▶ **INSTRUCTIONS TO FOLLOW**:
Everything in the data should be repeated exactly, save for the images.

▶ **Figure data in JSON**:
══════════
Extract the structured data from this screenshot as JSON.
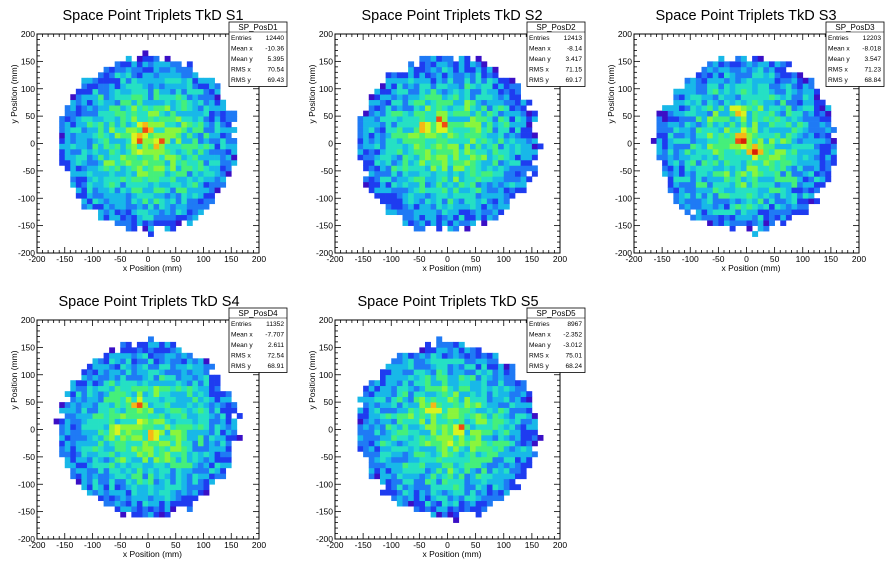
{
  "page": {
    "background": "#ffffff"
  },
  "palette": [
    "#3b0fc6",
    "#1e3cf0",
    "#1f7af5",
    "#18b8e8",
    "#25e0c4",
    "#45ef7a",
    "#8af53c",
    "#d8f41f",
    "#f5b716",
    "#f04b13",
    "#d81e0a"
  ],
  "chart_data": [
    {
      "type": "heatmap",
      "title": "Space Point Triplets TkD S1",
      "xlabel": "x Position (mm)",
      "ylabel": "y Position (mm)",
      "xlim": [
        -200,
        200
      ],
      "ylim": [
        -200,
        200
      ],
      "xticks": [
        "-200",
        "-150",
        "-100",
        "-50",
        "0",
        "50",
        "100",
        "150",
        "200"
      ],
      "yticks": [
        "200",
        "150",
        "100",
        "50",
        "0",
        "-50",
        "-100",
        "-150",
        "-200"
      ],
      "bins": 40,
      "disc_radius": 160,
      "hot_spots": [
        [
          20,
          5
        ],
        [
          -20,
          10
        ],
        [
          -5,
          30
        ]
      ],
      "seed": 11,
      "stats": {
        "name": "SP_PosD1",
        "rows": [
          [
            "Entries",
            "12440"
          ],
          [
            "Mean x",
            "-10.36"
          ],
          [
            "Mean y",
            "5.395"
          ],
          [
            "RMS x",
            "70.54"
          ],
          [
            "RMS y",
            "69.43"
          ]
        ]
      }
    },
    {
      "type": "heatmap",
      "title": "Space Point Triplets TkD S2",
      "xlabel": "x Position (mm)",
      "ylabel": "y Position (mm)",
      "xlim": [
        -200,
        200
      ],
      "ylim": [
        -200,
        200
      ],
      "xticks": [
        "-200",
        "-150",
        "-100",
        "-50",
        "0",
        "50",
        "100",
        "150",
        "200"
      ],
      "yticks": [
        "200",
        "150",
        "100",
        "50",
        "0",
        "-50",
        "-100",
        "-150",
        "-200"
      ],
      "bins": 40,
      "disc_radius": 160,
      "hot_spots": [
        [
          -10,
          40
        ],
        [
          -40,
          30
        ]
      ],
      "seed": 23,
      "stats": {
        "name": "SP_PosD2",
        "rows": [
          [
            "Entries",
            "12413"
          ],
          [
            "Mean x",
            "-8.14"
          ],
          [
            "Mean y",
            "3.417"
          ],
          [
            "RMS x",
            "71.15"
          ],
          [
            "RMS y",
            "69.17"
          ]
        ]
      }
    },
    {
      "type": "heatmap",
      "title": "Space Point Triplets TkD S3",
      "xlabel": "x Position (mm)",
      "ylabel": "y Position (mm)",
      "xlim": [
        -200,
        200
      ],
      "ylim": [
        -200,
        200
      ],
      "xticks": [
        "-200",
        "-150",
        "-100",
        "-50",
        "0",
        "50",
        "100",
        "150",
        "200"
      ],
      "yticks": [
        "200",
        "150",
        "100",
        "50",
        "0",
        "-50",
        "-100",
        "-150",
        "-200"
      ],
      "bins": 40,
      "disc_radius": 160,
      "hot_spots": [
        [
          -10,
          5
        ],
        [
          15,
          -15
        ],
        [
          -15,
          60
        ]
      ],
      "seed": 37,
      "stats": {
        "name": "SP_PosD3",
        "rows": [
          [
            "Entries",
            "12203"
          ],
          [
            "Mean x",
            "-8.018"
          ],
          [
            "Mean y",
            "3.547"
          ],
          [
            "RMS x",
            "71.23"
          ],
          [
            "RMS y",
            "68.84"
          ]
        ]
      }
    },
    {
      "type": "heatmap",
      "title": "Space Point Triplets TkD S4",
      "xlabel": "x Position (mm)",
      "ylabel": "y Position (mm)",
      "xlim": [
        -200,
        200
      ],
      "ylim": [
        -200,
        200
      ],
      "xticks": [
        "-200",
        "-150",
        "-100",
        "-50",
        "0",
        "50",
        "100",
        "150",
        "200"
      ],
      "yticks": [
        "200",
        "150",
        "100",
        "50",
        "0",
        "-50",
        "-100",
        "-150",
        "-200"
      ],
      "bins": 40,
      "disc_radius": 160,
      "hot_spots": [
        [
          -15,
          45
        ],
        [
          10,
          -10
        ],
        [
          -60,
          0
        ]
      ],
      "seed": 53,
      "stats": {
        "name": "SP_PosD4",
        "rows": [
          [
            "Entries",
            "11352"
          ],
          [
            "Mean x",
            "-7.707"
          ],
          [
            "Mean y",
            "2.611"
          ],
          [
            "RMS x",
            "72.54"
          ],
          [
            "RMS y",
            "68.91"
          ]
        ]
      }
    },
    {
      "type": "heatmap",
      "title": "Space Point Triplets TkD S5",
      "xlabel": "x Position (mm)",
      "ylabel": "y Position (mm)",
      "xlim": [
        -200,
        200
      ],
      "ylim": [
        -200,
        200
      ],
      "xticks": [
        "-200",
        "-150",
        "-100",
        "-50",
        "0",
        "50",
        "100",
        "150",
        "200"
      ],
      "yticks": [
        "200",
        "150",
        "100",
        "50",
        "0",
        "-50",
        "-100",
        "-150",
        "-200"
      ],
      "bins": 40,
      "disc_radius": 160,
      "hot_spots": [
        [
          20,
          0
        ],
        [
          -25,
          40
        ]
      ],
      "seed": 71,
      "stats": {
        "name": "SP_PosD5",
        "rows": [
          [
            "Entries",
            "8967"
          ],
          [
            "Mean x",
            "-2.352"
          ],
          [
            "Mean y",
            "-3.012"
          ],
          [
            "RMS x",
            "75.01"
          ],
          [
            "RMS y",
            "68.24"
          ]
        ]
      }
    }
  ]
}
══════════
▶ **FINAL RESULT**:
Extract the structured data from this screenshot as JSON.
{
  "page": {
    "background": "#ffffff"
  },
  "palette": [
    "#3b0fc6",
    "#1e3cf0",
    "#1f7af5",
    "#18b8e8",
    "#25e0c4",
    "#45ef7a",
    "#8af53c",
    "#d8f41f",
    "#f5b716",
    "#f04b13",
    "#d81e0a"
  ],
  "chart_data": [
    {
      "type": "heatmap",
      "title": "Space Point Triplets TkD S1",
      "xlabel": "x Position (mm)",
      "ylabel": "y Position (mm)",
      "xlim": [
        -200,
        200
      ],
      "ylim": [
        -200,
        200
      ],
      "xticks": [
        "-200",
        "-150",
        "-100",
        "-50",
        "0",
        "50",
        "100",
        "150",
        "200"
      ],
      "yticks": [
        "200",
        "150",
        "100",
        "50",
        "0",
        "-50",
        "-100",
        "-150",
        "-200"
      ],
      "bins": 40,
      "disc_radius": 160,
      "hot_spots": [
        [
          20,
          5
        ],
        [
          -20,
          10
        ],
        [
          -5,
          30
        ]
      ],
      "seed": 11,
      "stats": {
        "name": "SP_PosD1",
        "rows": [
          [
            "Entries",
            "12440"
          ],
          [
            "Mean x",
            "-10.36"
          ],
          [
            "Mean y",
            "5.395"
          ],
          [
            "RMS x",
            "70.54"
          ],
          [
            "RMS y",
            "69.43"
          ]
        ]
      }
    },
    {
      "type": "heatmap",
      "title": "Space Point Triplets TkD S2",
      "xlabel": "x Position (mm)",
      "ylabel": "y Position (mm)",
      "xlim": [
        -200,
        200
      ],
      "ylim": [
        -200,
        200
      ],
      "xticks": [
        "-200",
        "-150",
        "-100",
        "-50",
        "0",
        "50",
        "100",
        "150",
        "200"
      ],
      "yticks": [
        "200",
        "150",
        "100",
        "50",
        "0",
        "-50",
        "-100",
        "-150",
        "-200"
      ],
      "bins": 40,
      "disc_radius": 160,
      "hot_spots": [
        [
          -10,
          40
        ],
        [
          -40,
          30
        ]
      ],
      "seed": 23,
      "stats": {
        "name": "SP_PosD2",
        "rows": [
          [
            "Entries",
            "12413"
          ],
          [
            "Mean x",
            "-8.14"
          ],
          [
            "Mean y",
            "3.417"
          ],
          [
            "RMS x",
            "71.15"
          ],
          [
            "RMS y",
            "69.17"
          ]
        ]
      }
    },
    {
      "type": "heatmap",
      "title": "Space Point Triplets TkD S3",
      "xlabel": "x Position (mm)",
      "ylabel": "y Position (mm)",
      "xlim": [
        -200,
        200
      ],
      "ylim": [
        -200,
        200
      ],
      "xticks": [
        "-200",
        "-150",
        "-100",
        "-50",
        "0",
        "50",
        "100",
        "150",
        "200"
      ],
      "yticks": [
        "200",
        "150",
        "100",
        "50",
        "0",
        "-50",
        "-100",
        "-150",
        "-200"
      ],
      "bins": 40,
      "disc_radius": 160,
      "hot_spots": [
        [
          -10,
          5
        ],
        [
          15,
          -15
        ],
        [
          -15,
          60
        ]
      ],
      "seed": 37,
      "stats": {
        "name": "SP_PosD3",
        "rows": [
          [
            "Entries",
            "12203"
          ],
          [
            "Mean x",
            "-8.018"
          ],
          [
            "Mean y",
            "3.547"
          ],
          [
            "RMS x",
            "71.23"
          ],
          [
            "RMS y",
            "68.84"
          ]
        ]
      }
    },
    {
      "type": "heatmap",
      "title": "Space Point Triplets TkD S4",
      "xlabel": "x Position (mm)",
      "ylabel": "y Position (mm)",
      "xlim": [
        -200,
        200
      ],
      "ylim": [
        -200,
        200
      ],
      "xticks": [
        "-200",
        "-150",
        "-100",
        "-50",
        "0",
        "50",
        "100",
        "150",
        "200"
      ],
      "yticks": [
        "200",
        "150",
        "100",
        "50",
        "0",
        "-50",
        "-100",
        "-150",
        "-200"
      ],
      "bins": 40,
      "disc_radius": 160,
      "hot_spots": [
        [
          -15,
          45
        ],
        [
          10,
          -10
        ],
        [
          -60,
          0
        ]
      ],
      "seed": 53,
      "stats": {
        "name": "SP_PosD4",
        "rows": [
          [
            "Entries",
            "11352"
          ],
          [
            "Mean x",
            "-7.707"
          ],
          [
            "Mean y",
            "2.611"
          ],
          [
            "RMS x",
            "72.54"
          ],
          [
            "RMS y",
            "68.91"
          ]
        ]
      }
    },
    {
      "type": "heatmap",
      "title": "Space Point Triplets TkD S5",
      "xlabel": "x Position (mm)",
      "ylabel": "y Position (mm)",
      "xlim": [
        -200,
        200
      ],
      "ylim": [
        -200,
        200
      ],
      "xticks": [
        "-200",
        "-150",
        "-100",
        "-50",
        "0",
        "50",
        "100",
        "150",
        "200"
      ],
      "yticks": [
        "200",
        "150",
        "100",
        "50",
        "0",
        "-50",
        "-100",
        "-150",
        "-200"
      ],
      "bins": 40,
      "disc_radius": 160,
      "hot_spots": [
        [
          20,
          0
        ],
        [
          -25,
          40
        ]
      ],
      "seed": 71,
      "stats": {
        "name": "SP_PosD5",
        "rows": [
          [
            "Entries",
            "8967"
          ],
          [
            "Mean x",
            "-2.352"
          ],
          [
            "Mean y",
            "-3.012"
          ],
          [
            "RMS x",
            "75.01"
          ],
          [
            "RMS y",
            "68.24"
          ]
        ]
      }
    }
  ]
}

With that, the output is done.